TASK INSTRUCTIONS: All lines in the data bearing the string "casos" should be identified and copied.

Stored entries

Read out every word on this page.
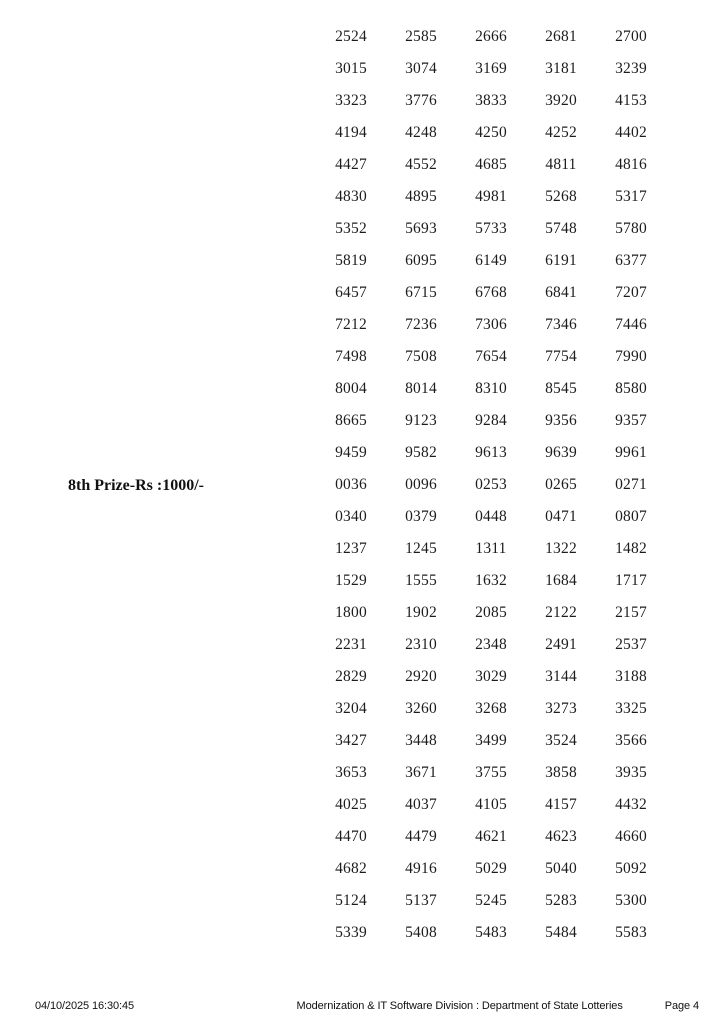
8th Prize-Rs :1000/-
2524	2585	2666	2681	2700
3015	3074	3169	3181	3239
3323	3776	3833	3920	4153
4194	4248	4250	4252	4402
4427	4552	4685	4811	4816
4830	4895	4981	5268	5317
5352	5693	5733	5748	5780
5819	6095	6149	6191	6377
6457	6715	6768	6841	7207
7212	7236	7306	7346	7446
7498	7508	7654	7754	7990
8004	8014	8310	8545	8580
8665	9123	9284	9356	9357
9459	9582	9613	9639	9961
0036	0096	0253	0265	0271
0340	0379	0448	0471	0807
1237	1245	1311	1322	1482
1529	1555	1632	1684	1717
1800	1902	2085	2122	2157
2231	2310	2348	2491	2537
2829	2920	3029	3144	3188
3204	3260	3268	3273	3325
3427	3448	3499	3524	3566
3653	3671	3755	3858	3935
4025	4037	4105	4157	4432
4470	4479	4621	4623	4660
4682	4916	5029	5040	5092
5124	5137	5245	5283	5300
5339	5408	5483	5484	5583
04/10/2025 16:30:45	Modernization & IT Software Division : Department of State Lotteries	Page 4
* * *
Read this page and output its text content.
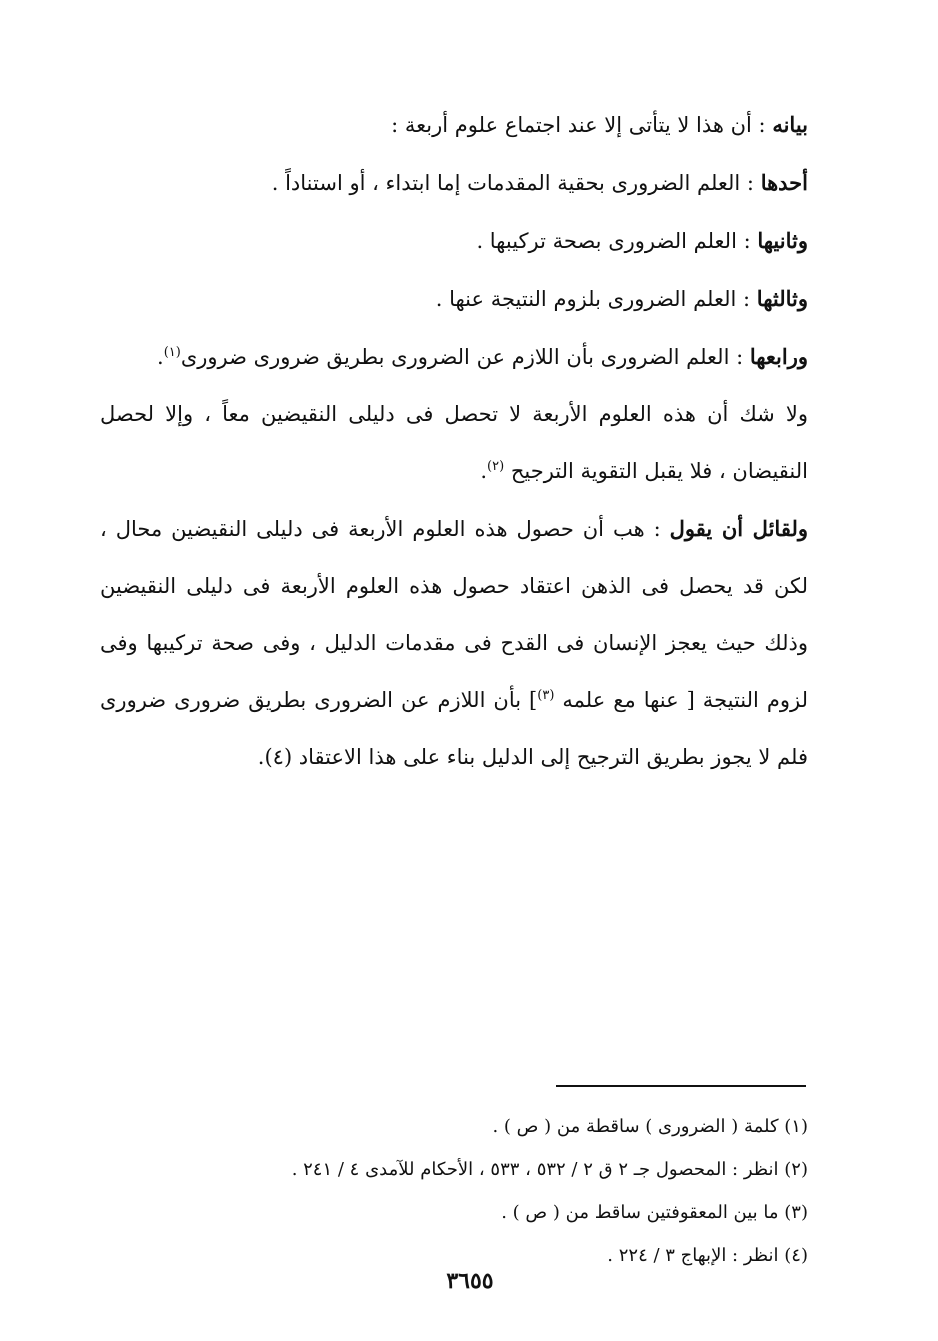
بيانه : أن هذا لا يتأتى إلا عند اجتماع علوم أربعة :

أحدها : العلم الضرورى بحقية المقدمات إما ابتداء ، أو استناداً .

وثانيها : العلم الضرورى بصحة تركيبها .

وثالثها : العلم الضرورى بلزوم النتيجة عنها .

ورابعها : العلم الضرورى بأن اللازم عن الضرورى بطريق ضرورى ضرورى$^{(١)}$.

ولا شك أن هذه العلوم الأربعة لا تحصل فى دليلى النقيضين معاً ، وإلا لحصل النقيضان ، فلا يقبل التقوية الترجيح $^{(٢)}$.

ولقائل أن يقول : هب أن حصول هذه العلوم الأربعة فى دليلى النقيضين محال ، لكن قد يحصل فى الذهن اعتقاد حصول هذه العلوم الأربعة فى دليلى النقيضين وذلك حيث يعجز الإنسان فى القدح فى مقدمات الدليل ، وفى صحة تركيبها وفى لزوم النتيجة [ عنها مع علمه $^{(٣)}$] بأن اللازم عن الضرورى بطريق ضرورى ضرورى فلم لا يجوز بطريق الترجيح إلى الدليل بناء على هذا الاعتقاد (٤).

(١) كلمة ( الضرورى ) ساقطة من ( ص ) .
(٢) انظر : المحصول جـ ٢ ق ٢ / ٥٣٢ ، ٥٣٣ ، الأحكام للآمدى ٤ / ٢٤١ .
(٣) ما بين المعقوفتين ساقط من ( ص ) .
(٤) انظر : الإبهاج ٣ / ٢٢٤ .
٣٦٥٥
==
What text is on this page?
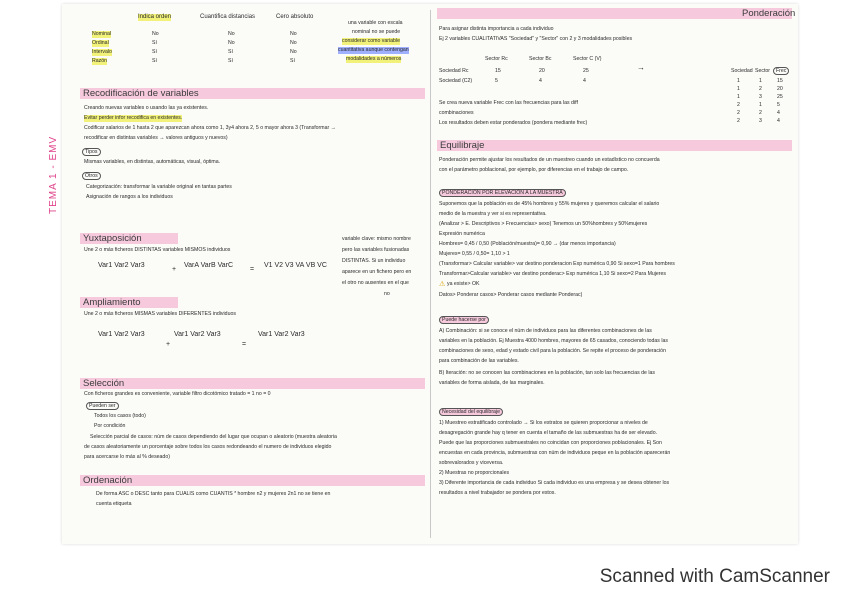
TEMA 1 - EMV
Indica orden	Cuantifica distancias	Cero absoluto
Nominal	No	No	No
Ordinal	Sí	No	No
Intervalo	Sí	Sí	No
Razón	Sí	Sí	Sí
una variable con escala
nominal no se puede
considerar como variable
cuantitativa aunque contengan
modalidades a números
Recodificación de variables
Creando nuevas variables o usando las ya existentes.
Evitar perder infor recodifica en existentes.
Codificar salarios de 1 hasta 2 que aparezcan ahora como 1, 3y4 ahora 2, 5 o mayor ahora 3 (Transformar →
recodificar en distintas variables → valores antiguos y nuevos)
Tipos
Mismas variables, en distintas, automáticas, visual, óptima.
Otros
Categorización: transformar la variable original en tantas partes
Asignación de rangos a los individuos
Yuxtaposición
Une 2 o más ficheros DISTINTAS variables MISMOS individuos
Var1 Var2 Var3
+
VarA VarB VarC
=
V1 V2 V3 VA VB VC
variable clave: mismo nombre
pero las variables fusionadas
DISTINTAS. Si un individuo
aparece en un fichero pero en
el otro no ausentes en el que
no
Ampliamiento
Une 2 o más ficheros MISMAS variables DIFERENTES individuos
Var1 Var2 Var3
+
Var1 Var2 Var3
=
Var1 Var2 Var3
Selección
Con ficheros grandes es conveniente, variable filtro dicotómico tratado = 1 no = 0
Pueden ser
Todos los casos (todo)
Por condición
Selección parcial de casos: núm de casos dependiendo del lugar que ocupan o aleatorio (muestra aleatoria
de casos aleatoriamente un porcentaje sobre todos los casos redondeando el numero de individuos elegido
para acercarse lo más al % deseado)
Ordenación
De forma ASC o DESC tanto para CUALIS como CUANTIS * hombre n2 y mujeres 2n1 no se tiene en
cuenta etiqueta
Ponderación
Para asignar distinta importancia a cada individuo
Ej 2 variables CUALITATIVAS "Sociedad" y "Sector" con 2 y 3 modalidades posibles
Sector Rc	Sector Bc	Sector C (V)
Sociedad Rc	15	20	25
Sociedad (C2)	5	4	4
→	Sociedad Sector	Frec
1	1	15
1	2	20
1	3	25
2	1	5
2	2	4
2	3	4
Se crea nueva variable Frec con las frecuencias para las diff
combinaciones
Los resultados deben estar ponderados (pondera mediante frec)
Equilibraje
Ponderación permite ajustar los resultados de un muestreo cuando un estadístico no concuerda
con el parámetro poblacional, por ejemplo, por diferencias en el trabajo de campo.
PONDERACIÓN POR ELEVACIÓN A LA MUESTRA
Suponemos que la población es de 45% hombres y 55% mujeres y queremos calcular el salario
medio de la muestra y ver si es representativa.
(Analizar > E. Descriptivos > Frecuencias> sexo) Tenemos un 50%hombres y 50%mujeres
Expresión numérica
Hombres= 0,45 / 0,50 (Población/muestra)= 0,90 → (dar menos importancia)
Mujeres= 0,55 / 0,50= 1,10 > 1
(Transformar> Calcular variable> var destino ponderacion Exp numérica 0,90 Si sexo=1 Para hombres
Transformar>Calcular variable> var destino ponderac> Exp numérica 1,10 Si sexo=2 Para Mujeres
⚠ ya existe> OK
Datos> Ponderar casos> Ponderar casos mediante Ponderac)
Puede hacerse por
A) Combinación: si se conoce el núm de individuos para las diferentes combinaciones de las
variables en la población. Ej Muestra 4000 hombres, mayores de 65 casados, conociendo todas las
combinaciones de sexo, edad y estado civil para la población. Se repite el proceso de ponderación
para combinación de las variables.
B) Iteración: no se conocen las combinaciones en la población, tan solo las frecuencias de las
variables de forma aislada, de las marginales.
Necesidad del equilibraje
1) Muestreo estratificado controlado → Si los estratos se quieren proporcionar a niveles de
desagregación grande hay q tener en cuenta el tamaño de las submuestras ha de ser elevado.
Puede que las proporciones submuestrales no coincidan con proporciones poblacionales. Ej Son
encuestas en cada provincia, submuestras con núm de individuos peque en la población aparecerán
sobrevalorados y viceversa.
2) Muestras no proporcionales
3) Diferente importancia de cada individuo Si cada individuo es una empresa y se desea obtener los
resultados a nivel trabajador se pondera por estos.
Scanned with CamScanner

ANSWER FOR THE TASK:
Todos los casos (todo)
Selección parcial de casos: núm de casos dependiendo del lugar que ocupan o aleatorio (muestra aleatoria
de casos aleatoriamente un porcentaje sobre todos los casos redondeando el numero de individuos elegido
Datos> Ponderar casos> Ponderar casos mediante Ponderac)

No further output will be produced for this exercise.